START STORED DATA
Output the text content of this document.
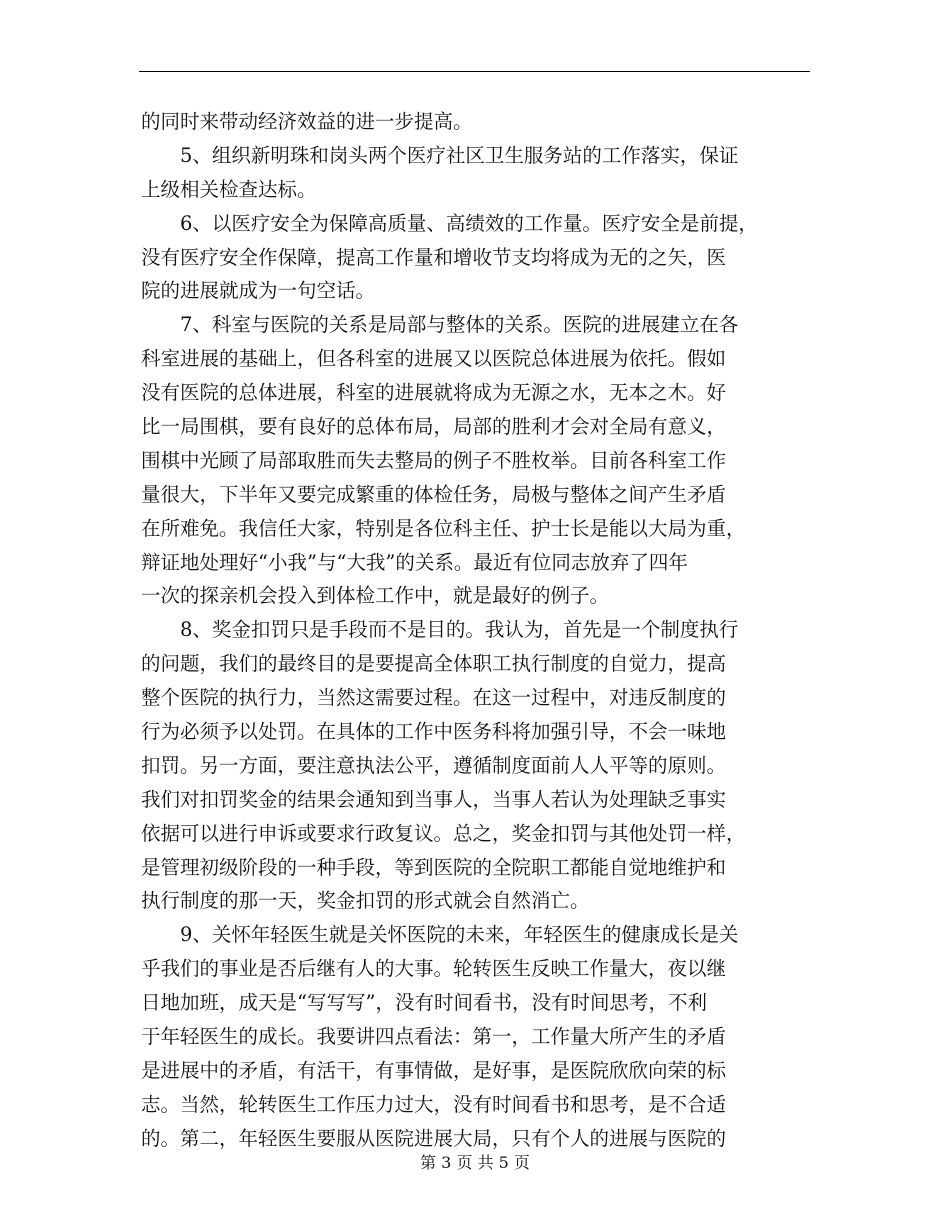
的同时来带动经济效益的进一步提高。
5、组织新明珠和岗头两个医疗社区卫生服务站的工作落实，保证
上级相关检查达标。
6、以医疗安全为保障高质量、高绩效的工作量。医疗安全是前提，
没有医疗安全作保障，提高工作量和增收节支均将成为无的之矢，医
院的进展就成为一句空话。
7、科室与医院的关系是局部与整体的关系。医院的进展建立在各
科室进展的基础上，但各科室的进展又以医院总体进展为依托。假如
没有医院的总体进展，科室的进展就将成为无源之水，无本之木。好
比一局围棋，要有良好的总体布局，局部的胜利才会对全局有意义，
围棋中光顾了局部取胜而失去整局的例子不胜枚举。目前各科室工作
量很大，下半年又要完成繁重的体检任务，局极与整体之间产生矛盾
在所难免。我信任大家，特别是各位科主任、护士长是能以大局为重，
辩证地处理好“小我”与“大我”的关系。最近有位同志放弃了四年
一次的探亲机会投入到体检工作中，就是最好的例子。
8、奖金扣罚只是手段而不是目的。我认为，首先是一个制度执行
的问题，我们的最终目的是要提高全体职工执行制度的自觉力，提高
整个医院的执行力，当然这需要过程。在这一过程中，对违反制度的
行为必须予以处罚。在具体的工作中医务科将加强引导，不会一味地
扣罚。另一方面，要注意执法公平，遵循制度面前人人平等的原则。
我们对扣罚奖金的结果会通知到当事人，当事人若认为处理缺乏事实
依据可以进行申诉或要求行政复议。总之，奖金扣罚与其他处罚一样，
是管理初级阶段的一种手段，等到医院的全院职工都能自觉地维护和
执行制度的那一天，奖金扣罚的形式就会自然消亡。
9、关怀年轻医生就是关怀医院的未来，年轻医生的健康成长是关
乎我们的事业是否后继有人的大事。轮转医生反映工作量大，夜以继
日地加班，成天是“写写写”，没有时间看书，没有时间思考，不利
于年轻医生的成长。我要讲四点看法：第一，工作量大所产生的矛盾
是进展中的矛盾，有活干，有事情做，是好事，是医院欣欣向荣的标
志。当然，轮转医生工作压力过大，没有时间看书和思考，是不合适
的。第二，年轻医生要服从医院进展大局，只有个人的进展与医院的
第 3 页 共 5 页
END STORED DATA
START STORED DATA
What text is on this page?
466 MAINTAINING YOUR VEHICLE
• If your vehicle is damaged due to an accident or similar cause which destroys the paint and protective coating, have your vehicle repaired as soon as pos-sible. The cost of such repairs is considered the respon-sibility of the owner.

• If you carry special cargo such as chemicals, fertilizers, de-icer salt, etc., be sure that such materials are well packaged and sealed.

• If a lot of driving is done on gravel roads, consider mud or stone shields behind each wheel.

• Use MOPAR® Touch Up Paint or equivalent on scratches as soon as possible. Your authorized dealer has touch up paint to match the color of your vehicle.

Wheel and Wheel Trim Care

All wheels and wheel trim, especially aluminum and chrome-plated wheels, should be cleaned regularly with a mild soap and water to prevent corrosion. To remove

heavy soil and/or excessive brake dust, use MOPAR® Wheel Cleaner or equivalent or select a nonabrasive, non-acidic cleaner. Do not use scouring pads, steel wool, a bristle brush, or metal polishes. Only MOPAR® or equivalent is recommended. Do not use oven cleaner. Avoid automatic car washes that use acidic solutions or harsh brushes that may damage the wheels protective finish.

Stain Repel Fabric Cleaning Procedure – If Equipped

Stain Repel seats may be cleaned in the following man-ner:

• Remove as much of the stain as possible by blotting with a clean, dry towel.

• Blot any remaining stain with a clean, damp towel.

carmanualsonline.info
END STORED DATA
Reply with nothing except the number of lines in the listing above that include the string "this".

RIGHT ANSWER ->
2